**WRITTEN REQUEST A**
Reproduce the full sentencing opinion excerpt below word for word.

**PROVIDED TEXT**

________

Smart argues that the district court erred in enhancing his sentence two levels because the guns were stolen. This court reviews de novo the interpretation and application of the sentencing guidelines. United States v. Okai, 454 F.3d 848, 852 (8th Cir.), cert. denied, — U.S. -, 127 S.Ct. 697, 166 L.Ed.2d 537 (2006). The application notes to section 2K2.1 provide that enhancements under subsection (b)(4) for a stolen firearm apply “whether the defendant knew or had reason to believe that the firearm was stolen.... ” U.S.S.G. § 2K2.1 cmt. n. 8. Contrary to Smart’s assertion, this provision does not violate the constitution or implicate due process concerns. See United States v. Martinez, 339 F.3d 759, 762 (8th Cir.2003) (“We now join every other circuit to have addressed the issue and explicitly hold that § 2K2.1(b)(4) does not violate the constitution”). Whether Smart knew (or had reason to believe) the firearms were stolen is *867irrelevant. The court did not err in enhancing Smart’s sentence because the firearms were stolen.

IV.

Smart believes that the standard of proof at sentencing should be beyond a reasonable doubt. This court reviews de novo the interpretation and application of the sentencing guidelines. Okai, 454 F.3d at 852. Under the advisory guidelines, sentencing judges are only required to find facts by a preponderance of the evidence. United States v. Bradford, 499 F.3d 910 (8th Cir.2007); United States v. Garcia-Gonon, 433 F.3d 587, 593 (8th Cir.2006); United States v. Pirani, 406 F.3d 543, 551 n. 4 (8th Cir.2005)(en banc). This standard satisfies due process requirements. Okai, 454 F.3d at 852. The district court did not err in applying a preponderance-of-the-evidenee standard to sentence-enhancing facts.

________

**WRITTEN REQUEST B**
In the entries below, pull out every line that contains the string "toggle". Case counts when matching.

________

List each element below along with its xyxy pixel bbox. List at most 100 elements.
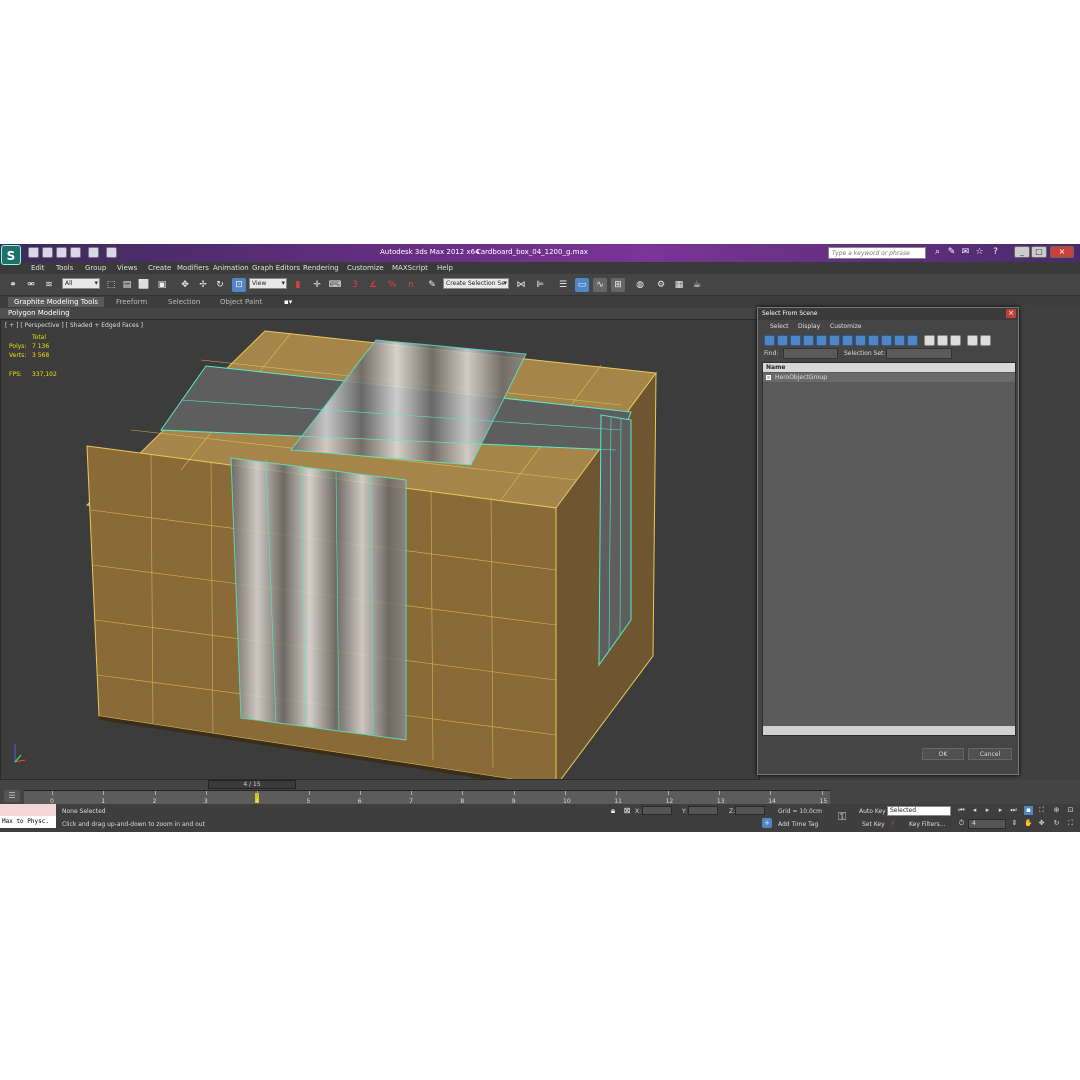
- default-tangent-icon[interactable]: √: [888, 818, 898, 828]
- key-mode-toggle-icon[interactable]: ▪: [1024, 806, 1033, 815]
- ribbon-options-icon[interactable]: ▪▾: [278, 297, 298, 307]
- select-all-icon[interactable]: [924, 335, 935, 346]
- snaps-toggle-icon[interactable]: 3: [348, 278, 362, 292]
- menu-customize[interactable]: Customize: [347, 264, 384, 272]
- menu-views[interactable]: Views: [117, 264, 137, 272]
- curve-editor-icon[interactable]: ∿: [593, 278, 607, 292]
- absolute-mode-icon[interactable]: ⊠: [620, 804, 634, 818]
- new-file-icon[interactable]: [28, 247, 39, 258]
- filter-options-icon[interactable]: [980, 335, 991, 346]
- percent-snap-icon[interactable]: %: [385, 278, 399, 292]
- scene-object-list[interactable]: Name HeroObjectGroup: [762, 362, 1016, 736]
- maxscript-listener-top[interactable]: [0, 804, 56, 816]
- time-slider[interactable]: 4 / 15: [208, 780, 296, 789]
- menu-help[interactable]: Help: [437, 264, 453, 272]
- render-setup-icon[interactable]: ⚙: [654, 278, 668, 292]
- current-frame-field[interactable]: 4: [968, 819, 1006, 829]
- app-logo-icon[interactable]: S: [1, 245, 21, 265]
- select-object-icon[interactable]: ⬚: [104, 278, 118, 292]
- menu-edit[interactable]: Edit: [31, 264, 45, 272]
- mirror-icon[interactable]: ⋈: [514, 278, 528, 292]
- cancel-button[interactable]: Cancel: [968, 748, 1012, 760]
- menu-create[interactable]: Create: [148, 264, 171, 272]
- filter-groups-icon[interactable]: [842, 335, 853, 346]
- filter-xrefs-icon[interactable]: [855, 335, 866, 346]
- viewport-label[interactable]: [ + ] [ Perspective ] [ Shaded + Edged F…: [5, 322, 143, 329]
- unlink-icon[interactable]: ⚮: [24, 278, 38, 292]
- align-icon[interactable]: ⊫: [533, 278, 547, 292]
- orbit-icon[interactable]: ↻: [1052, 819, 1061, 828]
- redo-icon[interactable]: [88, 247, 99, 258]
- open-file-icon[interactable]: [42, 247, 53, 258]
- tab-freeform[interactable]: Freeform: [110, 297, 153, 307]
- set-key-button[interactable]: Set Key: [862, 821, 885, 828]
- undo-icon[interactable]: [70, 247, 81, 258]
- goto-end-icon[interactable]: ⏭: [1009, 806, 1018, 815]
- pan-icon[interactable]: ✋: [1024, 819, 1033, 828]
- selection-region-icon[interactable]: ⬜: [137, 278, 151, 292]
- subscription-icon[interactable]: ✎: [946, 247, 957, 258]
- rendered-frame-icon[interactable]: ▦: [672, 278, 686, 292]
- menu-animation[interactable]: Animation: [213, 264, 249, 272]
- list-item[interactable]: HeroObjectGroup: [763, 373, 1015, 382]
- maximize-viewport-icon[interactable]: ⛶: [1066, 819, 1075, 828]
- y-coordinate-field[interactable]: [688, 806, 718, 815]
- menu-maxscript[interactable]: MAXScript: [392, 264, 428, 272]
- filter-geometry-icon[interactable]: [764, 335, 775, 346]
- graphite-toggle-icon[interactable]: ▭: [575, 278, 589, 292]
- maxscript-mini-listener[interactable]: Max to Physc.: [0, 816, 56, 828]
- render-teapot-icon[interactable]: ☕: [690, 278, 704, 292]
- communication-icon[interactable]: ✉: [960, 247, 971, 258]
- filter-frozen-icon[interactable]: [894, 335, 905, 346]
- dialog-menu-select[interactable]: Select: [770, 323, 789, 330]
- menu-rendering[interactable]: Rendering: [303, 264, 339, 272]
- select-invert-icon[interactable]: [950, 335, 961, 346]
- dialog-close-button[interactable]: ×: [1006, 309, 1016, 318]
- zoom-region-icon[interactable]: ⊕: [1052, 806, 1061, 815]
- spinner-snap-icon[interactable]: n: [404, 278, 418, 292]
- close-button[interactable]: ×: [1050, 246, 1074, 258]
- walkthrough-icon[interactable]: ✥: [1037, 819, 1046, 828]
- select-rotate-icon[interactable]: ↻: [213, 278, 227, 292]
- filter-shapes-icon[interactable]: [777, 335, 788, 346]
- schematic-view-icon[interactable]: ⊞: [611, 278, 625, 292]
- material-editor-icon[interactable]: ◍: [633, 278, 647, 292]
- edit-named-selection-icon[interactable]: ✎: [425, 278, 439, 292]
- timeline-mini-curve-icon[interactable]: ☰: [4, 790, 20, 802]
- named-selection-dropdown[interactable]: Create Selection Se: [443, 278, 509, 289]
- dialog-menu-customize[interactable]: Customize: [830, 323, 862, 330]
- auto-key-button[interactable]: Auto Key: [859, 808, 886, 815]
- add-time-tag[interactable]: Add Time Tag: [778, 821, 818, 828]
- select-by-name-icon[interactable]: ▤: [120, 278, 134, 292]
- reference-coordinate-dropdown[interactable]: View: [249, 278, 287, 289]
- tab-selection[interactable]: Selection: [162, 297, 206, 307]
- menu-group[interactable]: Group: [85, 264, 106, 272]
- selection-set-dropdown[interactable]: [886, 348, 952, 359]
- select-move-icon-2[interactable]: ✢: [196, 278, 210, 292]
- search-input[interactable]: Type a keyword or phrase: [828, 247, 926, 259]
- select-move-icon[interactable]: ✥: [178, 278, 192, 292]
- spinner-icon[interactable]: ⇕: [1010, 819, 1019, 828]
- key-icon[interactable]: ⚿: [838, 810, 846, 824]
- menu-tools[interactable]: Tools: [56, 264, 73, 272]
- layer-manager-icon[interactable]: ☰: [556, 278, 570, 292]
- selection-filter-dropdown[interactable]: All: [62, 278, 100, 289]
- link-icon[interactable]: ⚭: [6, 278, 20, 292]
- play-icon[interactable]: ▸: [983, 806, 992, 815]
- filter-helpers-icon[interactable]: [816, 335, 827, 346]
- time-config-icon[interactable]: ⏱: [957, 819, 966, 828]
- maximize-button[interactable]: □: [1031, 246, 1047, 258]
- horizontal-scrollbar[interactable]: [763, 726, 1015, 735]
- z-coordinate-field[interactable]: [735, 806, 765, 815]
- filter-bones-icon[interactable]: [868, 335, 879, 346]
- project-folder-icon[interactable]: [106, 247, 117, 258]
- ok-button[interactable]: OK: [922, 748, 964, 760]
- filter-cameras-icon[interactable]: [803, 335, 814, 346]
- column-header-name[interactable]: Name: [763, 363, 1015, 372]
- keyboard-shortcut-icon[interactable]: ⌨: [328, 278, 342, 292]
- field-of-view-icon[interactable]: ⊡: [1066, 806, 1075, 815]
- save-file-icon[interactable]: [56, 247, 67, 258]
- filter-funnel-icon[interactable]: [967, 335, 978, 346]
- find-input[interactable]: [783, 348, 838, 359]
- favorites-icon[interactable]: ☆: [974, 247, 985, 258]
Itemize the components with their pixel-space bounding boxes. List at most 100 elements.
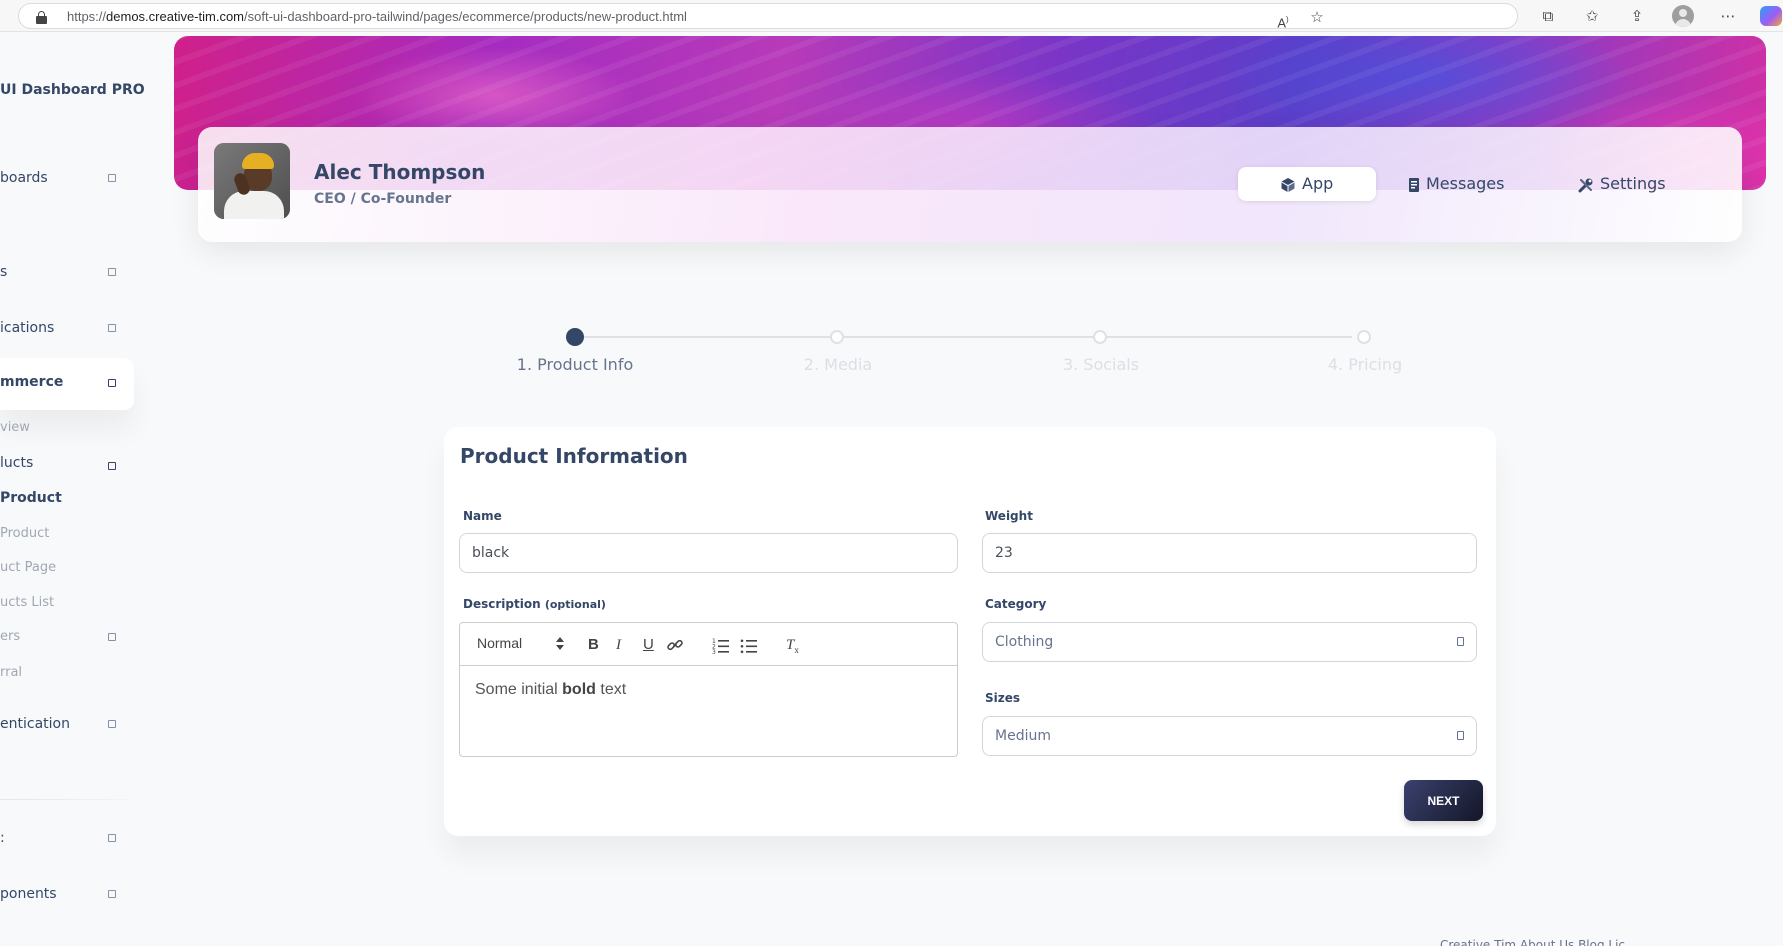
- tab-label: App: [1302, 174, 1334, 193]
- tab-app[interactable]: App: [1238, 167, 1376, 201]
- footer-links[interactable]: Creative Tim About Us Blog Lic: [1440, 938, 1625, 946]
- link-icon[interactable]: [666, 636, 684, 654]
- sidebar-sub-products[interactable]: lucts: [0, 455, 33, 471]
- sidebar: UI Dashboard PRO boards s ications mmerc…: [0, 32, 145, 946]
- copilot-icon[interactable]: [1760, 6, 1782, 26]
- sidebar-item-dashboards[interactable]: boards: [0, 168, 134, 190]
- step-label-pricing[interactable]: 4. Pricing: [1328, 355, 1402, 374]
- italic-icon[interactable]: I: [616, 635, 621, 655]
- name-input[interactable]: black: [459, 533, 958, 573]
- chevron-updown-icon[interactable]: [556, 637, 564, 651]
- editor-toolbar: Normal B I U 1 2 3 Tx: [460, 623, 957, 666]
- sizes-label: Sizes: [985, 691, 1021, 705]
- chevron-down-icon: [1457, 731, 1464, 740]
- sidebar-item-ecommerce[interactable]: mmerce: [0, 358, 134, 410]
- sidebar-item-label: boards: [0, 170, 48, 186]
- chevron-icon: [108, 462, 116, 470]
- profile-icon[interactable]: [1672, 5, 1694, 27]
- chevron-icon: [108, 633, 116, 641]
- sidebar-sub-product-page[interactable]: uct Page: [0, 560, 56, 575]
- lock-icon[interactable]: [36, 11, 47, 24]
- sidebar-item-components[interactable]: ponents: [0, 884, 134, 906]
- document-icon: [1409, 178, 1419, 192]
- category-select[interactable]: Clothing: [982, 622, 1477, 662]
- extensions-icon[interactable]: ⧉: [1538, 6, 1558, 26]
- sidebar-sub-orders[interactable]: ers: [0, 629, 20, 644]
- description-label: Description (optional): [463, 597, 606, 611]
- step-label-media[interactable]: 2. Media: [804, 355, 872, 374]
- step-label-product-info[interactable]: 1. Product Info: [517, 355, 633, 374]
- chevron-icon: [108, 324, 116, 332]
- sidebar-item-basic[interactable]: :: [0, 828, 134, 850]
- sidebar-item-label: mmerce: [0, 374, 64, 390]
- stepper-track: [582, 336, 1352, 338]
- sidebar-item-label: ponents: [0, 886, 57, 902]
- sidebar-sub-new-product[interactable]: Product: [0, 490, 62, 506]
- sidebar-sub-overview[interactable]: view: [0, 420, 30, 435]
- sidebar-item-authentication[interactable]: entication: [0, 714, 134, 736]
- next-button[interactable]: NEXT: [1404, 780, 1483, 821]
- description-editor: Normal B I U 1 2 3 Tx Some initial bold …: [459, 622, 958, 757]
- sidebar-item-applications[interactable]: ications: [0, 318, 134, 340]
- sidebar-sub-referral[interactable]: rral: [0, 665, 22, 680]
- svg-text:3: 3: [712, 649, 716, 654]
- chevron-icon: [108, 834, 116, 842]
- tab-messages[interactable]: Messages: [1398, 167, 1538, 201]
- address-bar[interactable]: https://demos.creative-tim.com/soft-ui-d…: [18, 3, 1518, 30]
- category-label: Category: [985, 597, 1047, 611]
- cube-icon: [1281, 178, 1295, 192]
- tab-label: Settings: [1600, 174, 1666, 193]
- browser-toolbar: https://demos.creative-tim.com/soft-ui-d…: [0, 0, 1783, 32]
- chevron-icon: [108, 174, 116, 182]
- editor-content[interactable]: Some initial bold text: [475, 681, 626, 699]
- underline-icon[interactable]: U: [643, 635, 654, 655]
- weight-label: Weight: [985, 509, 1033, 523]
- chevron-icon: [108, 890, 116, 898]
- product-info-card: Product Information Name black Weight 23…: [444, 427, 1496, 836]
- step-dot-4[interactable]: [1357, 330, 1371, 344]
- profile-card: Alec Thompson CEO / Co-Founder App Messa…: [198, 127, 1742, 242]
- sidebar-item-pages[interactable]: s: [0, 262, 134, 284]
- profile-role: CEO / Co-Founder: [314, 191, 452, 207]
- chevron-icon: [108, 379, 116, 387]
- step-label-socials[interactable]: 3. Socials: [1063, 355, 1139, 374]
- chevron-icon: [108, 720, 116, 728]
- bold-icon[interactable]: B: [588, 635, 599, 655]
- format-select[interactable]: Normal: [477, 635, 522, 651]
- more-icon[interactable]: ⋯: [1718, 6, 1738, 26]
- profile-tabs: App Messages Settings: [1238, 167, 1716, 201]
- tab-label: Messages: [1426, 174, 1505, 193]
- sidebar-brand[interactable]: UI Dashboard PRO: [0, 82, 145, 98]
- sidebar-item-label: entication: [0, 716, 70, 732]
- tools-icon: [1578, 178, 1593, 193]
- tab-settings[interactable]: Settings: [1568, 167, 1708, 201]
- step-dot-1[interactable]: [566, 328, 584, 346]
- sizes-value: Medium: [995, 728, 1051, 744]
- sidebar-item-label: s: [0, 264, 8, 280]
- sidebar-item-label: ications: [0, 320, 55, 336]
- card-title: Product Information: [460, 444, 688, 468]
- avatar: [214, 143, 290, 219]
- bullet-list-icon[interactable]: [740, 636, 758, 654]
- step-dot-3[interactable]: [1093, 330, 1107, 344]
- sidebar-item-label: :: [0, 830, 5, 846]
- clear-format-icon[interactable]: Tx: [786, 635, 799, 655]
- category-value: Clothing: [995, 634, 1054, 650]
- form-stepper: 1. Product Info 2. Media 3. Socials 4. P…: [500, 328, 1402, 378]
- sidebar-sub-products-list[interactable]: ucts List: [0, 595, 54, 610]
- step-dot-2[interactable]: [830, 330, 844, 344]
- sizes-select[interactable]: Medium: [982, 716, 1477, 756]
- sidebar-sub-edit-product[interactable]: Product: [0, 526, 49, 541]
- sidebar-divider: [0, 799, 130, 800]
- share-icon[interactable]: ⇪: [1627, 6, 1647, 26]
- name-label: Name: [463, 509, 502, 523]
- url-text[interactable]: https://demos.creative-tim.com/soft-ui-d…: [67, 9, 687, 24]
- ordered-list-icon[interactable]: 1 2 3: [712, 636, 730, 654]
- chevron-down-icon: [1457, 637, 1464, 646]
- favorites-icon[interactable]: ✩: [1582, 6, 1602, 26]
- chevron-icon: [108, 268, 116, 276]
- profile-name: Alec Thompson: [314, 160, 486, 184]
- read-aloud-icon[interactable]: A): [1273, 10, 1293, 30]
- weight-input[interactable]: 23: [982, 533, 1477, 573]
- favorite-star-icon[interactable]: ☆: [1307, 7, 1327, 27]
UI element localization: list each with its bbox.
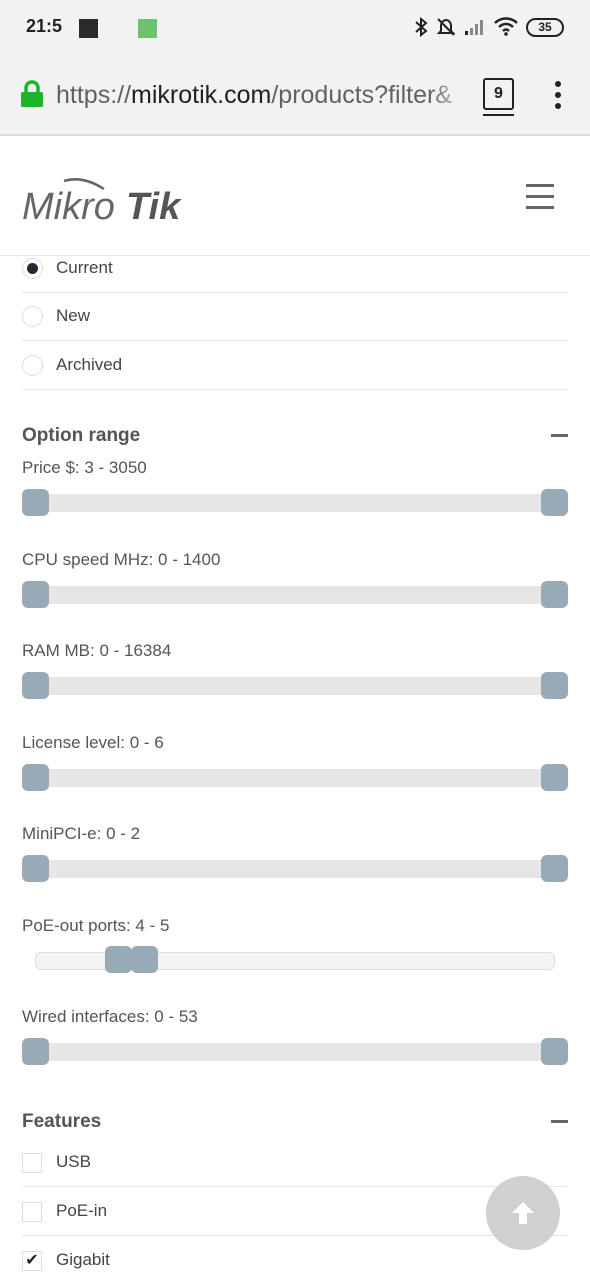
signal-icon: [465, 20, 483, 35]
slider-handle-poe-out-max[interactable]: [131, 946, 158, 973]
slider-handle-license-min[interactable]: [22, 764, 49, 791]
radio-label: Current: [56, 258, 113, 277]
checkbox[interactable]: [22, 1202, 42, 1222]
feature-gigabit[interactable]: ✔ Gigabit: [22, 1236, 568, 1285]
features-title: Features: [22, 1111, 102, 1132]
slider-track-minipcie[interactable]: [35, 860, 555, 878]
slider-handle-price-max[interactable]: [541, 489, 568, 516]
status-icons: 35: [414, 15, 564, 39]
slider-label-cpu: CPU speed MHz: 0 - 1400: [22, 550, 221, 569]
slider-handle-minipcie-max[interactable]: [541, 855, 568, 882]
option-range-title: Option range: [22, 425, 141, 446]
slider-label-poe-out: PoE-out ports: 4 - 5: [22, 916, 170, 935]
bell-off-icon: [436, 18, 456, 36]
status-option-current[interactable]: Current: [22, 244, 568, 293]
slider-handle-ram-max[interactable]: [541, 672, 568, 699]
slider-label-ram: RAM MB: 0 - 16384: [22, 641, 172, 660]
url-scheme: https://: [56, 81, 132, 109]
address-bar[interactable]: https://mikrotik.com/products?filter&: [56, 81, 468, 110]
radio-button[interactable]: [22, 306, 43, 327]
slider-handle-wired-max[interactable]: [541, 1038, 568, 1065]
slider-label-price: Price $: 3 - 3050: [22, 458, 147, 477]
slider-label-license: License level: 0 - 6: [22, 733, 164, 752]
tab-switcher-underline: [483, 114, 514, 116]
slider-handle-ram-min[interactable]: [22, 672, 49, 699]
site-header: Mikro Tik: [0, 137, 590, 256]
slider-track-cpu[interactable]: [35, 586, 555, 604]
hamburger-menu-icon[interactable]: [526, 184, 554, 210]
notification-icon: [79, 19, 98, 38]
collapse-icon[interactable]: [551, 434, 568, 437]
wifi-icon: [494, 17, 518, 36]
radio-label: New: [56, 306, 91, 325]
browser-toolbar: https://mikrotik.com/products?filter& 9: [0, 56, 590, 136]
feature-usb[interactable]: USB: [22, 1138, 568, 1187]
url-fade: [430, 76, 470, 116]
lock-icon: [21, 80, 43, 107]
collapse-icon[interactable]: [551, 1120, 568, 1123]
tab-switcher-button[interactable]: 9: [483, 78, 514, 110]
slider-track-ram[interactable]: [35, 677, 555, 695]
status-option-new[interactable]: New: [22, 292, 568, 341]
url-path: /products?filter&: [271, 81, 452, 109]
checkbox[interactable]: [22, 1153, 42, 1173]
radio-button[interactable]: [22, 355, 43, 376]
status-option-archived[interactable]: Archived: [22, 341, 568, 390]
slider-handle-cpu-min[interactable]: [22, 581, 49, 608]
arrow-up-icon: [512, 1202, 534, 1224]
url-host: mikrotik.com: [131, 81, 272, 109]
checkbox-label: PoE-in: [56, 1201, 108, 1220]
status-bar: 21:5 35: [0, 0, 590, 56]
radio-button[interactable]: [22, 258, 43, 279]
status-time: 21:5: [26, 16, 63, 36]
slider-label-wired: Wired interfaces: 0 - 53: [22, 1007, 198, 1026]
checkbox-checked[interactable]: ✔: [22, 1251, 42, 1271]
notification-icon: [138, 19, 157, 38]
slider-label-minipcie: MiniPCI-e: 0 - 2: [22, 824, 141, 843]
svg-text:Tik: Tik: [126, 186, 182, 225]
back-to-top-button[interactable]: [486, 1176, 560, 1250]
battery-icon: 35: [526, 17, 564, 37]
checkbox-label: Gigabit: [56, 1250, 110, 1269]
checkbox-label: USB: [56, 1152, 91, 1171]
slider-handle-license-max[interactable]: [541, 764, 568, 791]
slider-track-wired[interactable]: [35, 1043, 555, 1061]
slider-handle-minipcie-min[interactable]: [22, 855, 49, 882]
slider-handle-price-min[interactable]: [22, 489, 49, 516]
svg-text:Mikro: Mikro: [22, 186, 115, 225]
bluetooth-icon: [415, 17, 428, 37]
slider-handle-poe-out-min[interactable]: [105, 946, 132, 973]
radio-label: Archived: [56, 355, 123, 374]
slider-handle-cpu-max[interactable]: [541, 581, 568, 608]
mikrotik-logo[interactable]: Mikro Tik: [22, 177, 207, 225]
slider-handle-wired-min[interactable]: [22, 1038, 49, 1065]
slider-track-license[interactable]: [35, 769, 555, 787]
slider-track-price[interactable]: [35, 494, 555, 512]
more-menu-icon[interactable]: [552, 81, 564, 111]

________

**EXPECTED ANSWER A**
Smart argues that the district court erred in enhancing his sentence two levels because the guns were stolen. This court reviews de novo the interpretation and application of the sentencing guidelines. United States v. Okai, 454 F.3d 848, 852 (8th Cir.), cert. denied, — U.S. -, 127 S.Ct. 697, 166 L.Ed.2d 537 (2006). The application notes to section 2K2.1 provide that enhancements under subsection (b)(4) for a stolen firearm apply “whether the defendant knew or had reason to believe that the firearm was stolen.... ” U.S.S.G. § 2K2.1 cmt. n. 8. Contrary to Smart’s assertion, this provision does not violate the constitution or implicate due process concerns. See United States v. Martinez, 339 F.3d 759, 762 (8th Cir.2003) (“We now join every other circuit to have addressed the issue and explicitly hold that § 2K2.1(b)(4) does not violate the constitution”). Whether Smart knew (or had reason to believe) the firearms were stolen is *867irrelevant. The court did not err in enhancing Smart’s sentence because the firearms were stolen.

IV.

Smart believes that the standard of proof at sentencing should be beyond a reasonable doubt. This court reviews de novo the interpretation and application of the sentencing guidelines. Okai, 454 F.3d at 852. Under the advisory guidelines, sentencing judges are only required to find facts by a preponderance of the evidence. United States v. Bradford, 499 F.3d 910 (8th Cir.2007); United States v. Garcia-Gonon, 433 F.3d 587, 593 (8th Cir.2006); United States v. Pirani, 406 F.3d 543, 551 n. 4 (8th Cir.2005)(en banc). This standard satisfies due process requirements. Okai, 454 F.3d at 852. The district court did not err in applying a preponderance-of-the-evidenee standard to sentence-enhancing facts.

**EXPECTED ANSWER B**
- key-mode-toggle-icon[interactable]: ▪: [1024, 806, 1033, 815]
- snaps-toggle-icon[interactable]: 3: [348, 278, 362, 292]
- graphite-toggle-icon[interactable]: ▭: [575, 278, 589, 292]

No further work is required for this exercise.